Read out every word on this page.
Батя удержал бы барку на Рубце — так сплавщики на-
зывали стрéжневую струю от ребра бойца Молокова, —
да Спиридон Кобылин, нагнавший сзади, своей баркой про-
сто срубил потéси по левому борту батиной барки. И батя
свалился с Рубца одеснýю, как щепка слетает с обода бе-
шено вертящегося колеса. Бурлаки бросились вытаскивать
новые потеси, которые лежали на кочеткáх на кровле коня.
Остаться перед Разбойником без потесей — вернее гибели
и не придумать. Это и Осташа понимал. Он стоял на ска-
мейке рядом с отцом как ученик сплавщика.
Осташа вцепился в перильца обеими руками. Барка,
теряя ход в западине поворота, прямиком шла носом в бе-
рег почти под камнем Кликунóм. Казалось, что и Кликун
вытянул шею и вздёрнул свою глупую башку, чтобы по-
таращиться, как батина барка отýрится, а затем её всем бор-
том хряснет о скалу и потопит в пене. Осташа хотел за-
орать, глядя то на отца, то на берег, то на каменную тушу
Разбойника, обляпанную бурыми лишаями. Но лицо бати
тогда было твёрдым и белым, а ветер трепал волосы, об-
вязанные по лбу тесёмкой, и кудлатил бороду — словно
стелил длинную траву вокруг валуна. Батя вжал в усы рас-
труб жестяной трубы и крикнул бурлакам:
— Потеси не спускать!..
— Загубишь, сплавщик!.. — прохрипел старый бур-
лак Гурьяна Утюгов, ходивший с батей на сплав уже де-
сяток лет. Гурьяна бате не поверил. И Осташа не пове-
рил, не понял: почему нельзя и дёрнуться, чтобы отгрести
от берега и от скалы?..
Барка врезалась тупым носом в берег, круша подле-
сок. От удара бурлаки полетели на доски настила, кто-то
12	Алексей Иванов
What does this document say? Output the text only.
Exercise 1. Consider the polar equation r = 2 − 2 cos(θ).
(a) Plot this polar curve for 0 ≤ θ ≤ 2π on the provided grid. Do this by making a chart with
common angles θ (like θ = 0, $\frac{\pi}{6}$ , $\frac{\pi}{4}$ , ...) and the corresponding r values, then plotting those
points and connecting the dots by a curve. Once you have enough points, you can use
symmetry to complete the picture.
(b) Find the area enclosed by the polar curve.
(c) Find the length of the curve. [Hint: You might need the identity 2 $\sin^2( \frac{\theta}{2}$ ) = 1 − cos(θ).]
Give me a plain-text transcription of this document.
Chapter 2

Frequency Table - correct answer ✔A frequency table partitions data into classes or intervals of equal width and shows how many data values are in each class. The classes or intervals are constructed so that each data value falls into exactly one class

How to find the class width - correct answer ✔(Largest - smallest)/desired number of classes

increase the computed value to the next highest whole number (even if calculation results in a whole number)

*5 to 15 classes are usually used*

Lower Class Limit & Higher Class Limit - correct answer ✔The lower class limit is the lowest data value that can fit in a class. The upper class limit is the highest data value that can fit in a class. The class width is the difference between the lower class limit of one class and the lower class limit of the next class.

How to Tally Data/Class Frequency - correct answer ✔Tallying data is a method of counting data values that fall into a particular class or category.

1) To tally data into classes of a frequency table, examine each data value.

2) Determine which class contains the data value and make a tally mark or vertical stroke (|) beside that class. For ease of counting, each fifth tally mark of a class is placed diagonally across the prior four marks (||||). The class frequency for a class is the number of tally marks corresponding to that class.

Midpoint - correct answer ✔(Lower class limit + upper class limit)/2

----

## WORK TO DO
Go over the data above and copy every line that has the word "document" in it.

## EXERCISE ANSWER
What does this document say? Output the text only.
Give me a plain-text transcription of this document.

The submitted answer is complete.